GIVEN ENTRIES:
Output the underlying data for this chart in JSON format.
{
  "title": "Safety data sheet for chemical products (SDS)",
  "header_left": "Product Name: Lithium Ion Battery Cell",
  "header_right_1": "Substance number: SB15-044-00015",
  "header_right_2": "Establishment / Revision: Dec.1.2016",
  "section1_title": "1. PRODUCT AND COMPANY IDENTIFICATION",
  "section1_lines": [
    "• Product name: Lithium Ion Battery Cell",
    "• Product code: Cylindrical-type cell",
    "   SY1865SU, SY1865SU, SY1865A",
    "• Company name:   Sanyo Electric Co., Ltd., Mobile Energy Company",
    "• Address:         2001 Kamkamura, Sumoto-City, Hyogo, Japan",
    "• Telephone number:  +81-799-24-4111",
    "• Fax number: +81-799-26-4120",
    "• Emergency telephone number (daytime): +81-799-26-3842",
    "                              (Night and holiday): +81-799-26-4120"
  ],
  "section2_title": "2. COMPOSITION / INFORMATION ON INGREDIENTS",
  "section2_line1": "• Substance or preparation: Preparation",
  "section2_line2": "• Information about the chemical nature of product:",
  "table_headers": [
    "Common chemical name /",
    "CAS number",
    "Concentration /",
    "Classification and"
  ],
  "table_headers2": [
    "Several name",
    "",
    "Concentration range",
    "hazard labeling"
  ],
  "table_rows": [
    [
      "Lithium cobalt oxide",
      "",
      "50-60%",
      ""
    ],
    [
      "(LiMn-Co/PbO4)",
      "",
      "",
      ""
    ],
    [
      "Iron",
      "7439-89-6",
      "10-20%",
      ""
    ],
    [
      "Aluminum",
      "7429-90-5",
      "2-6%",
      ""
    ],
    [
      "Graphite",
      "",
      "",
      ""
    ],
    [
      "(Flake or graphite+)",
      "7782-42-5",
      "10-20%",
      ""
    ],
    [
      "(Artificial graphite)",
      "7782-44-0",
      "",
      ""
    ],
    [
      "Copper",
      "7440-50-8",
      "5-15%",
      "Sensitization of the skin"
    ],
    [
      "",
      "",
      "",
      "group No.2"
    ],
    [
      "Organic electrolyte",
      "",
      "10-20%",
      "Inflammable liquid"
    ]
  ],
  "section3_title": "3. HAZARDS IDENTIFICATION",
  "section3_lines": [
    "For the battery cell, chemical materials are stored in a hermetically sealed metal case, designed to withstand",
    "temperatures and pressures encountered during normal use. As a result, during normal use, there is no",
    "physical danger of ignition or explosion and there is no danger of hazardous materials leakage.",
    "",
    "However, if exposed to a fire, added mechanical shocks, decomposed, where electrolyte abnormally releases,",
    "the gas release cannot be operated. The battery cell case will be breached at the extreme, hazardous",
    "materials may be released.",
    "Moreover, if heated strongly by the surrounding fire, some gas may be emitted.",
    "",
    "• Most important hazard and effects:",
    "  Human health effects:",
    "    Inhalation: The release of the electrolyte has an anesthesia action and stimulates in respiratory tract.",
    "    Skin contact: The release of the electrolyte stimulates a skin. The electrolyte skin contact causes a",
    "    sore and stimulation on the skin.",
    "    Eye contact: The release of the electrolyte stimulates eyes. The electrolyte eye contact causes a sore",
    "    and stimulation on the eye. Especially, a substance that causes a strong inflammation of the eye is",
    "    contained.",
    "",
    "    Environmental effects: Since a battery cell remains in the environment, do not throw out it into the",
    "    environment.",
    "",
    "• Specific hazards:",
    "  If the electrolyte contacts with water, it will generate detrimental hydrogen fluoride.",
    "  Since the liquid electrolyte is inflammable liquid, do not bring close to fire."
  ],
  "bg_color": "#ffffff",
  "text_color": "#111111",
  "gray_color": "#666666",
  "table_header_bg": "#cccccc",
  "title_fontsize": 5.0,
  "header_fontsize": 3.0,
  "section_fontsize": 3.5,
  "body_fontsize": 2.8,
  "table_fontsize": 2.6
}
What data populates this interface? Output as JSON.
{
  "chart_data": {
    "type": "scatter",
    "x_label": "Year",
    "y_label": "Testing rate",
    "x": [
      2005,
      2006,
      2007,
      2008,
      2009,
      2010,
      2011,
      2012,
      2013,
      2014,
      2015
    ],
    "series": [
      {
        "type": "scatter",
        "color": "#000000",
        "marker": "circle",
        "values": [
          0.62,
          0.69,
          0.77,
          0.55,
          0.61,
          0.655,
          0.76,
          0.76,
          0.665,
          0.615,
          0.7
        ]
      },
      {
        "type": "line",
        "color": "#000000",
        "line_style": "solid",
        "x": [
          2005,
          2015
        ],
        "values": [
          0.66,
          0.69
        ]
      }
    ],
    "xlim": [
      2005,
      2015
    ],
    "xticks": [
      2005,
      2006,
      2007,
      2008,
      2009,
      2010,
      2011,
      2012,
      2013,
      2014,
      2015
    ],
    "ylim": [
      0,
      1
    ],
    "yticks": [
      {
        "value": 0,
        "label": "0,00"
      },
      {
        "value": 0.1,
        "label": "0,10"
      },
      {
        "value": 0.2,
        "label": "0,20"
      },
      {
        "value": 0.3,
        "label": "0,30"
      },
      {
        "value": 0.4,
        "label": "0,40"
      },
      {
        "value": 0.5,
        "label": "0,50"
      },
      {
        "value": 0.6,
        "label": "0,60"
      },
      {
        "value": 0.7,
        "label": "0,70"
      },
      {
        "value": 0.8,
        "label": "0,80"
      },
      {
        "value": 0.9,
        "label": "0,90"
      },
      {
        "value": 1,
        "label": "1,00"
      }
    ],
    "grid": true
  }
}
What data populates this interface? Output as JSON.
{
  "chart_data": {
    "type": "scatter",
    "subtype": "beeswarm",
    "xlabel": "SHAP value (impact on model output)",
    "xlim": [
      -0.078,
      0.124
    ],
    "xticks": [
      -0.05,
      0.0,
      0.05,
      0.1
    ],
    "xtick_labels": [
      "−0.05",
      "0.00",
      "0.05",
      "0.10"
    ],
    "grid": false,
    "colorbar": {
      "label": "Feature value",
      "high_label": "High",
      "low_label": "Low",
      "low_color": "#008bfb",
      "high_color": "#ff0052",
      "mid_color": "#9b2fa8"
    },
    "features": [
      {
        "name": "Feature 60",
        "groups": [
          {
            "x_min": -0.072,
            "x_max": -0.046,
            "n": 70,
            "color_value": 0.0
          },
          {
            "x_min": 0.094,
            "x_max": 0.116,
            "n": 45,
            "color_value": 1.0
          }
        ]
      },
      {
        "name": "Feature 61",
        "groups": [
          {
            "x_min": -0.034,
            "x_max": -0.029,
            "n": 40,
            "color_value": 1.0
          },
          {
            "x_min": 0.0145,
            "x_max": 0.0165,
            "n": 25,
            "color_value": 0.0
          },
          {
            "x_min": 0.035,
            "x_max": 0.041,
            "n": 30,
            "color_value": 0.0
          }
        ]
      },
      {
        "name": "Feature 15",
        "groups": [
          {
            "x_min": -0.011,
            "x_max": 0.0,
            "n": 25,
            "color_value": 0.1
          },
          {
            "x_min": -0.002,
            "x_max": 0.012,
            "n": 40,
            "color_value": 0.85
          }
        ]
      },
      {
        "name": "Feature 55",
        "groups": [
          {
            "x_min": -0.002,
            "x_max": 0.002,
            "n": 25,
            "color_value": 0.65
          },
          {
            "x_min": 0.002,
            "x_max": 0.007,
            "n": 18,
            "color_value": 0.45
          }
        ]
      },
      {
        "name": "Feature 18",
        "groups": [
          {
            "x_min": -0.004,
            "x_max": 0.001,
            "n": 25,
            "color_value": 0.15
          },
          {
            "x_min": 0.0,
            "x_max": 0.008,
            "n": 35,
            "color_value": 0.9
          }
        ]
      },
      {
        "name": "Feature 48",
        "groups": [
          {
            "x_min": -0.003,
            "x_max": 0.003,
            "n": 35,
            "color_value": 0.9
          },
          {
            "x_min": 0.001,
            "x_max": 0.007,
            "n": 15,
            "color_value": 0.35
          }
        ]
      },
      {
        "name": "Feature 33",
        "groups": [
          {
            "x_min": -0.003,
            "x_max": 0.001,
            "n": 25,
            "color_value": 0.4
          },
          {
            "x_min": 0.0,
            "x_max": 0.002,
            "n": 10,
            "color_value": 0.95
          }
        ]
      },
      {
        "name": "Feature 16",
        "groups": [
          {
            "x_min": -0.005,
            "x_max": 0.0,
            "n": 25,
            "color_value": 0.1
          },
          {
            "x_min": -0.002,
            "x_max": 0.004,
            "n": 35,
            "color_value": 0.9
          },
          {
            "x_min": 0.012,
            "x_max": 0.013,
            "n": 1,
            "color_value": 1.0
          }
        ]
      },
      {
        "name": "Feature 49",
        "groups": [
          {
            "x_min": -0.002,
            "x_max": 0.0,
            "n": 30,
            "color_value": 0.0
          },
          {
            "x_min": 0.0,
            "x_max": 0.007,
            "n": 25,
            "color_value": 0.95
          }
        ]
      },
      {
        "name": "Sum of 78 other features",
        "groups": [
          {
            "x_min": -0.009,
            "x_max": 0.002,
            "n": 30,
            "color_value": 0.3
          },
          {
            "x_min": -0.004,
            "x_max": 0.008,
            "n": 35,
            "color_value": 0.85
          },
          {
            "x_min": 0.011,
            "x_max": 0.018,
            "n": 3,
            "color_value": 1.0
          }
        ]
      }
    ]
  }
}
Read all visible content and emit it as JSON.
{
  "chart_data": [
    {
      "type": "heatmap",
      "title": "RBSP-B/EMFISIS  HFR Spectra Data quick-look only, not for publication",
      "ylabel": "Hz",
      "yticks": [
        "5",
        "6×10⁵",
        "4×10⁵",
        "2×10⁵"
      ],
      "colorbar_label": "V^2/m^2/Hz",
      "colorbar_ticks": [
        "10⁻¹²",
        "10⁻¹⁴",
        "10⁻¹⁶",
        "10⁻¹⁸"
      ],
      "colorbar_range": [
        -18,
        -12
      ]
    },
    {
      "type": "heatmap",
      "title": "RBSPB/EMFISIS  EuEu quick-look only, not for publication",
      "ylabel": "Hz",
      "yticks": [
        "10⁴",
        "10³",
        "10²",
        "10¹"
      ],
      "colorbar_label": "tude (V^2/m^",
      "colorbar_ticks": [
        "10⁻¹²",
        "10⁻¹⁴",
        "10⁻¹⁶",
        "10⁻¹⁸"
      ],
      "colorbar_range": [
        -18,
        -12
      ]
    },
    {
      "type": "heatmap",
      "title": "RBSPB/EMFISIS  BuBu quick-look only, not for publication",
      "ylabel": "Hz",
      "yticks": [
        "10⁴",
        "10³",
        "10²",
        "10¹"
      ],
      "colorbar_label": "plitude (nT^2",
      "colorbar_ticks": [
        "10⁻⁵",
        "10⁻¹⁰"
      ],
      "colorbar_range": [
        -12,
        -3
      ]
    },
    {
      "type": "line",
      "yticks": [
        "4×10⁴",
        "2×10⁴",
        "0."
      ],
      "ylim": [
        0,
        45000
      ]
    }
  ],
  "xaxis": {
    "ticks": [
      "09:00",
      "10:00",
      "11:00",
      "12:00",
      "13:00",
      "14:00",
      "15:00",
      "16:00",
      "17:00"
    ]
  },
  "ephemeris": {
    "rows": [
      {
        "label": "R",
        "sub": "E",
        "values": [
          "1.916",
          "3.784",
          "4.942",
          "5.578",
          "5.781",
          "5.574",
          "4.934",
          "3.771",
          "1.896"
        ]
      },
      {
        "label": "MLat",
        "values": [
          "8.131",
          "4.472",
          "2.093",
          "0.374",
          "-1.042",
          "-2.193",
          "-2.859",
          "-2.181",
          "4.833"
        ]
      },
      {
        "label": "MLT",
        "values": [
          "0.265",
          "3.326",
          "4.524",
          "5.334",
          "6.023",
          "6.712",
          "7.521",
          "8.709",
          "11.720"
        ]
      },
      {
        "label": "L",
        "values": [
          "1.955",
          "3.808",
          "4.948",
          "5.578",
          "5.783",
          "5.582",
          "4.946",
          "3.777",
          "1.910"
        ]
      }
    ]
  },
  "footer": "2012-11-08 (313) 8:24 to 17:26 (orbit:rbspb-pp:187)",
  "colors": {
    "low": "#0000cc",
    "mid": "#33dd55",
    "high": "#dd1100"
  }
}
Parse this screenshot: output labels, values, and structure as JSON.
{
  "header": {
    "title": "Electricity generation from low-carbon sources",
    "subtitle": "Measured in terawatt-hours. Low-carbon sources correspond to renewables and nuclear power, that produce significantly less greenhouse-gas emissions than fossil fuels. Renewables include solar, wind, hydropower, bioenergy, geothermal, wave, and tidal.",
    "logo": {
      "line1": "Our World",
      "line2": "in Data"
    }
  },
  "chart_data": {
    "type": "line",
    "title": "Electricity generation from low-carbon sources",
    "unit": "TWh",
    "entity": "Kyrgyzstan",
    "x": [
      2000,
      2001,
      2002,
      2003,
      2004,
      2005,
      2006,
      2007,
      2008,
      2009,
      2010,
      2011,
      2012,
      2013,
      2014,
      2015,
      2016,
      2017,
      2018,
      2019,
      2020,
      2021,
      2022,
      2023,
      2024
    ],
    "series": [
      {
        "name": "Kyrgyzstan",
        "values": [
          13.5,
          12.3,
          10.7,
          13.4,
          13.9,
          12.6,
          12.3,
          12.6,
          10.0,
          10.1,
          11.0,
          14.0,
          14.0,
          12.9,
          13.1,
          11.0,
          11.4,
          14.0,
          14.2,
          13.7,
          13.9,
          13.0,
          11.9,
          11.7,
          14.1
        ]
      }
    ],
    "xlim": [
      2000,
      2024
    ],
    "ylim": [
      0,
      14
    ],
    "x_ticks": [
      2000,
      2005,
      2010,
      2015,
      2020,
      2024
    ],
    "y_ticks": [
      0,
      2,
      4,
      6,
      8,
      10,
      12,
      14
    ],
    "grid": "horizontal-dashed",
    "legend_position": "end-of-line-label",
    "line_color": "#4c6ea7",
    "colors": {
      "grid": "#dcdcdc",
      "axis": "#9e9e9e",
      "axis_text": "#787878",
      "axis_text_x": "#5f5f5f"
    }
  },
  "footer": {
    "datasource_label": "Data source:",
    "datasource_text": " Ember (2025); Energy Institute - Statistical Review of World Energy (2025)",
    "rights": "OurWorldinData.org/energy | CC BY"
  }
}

WRITTEN PROBLEM: Gather and copy every line of the data in which the string "skin" is found.

RESULT OF THE TASK:
      "Sensitization of the skin"
    "    Skin contact: The release of the electrolyte stimulates a skin. The electrolyte skin contact causes a",
    "    sore and stimulation on the skin.",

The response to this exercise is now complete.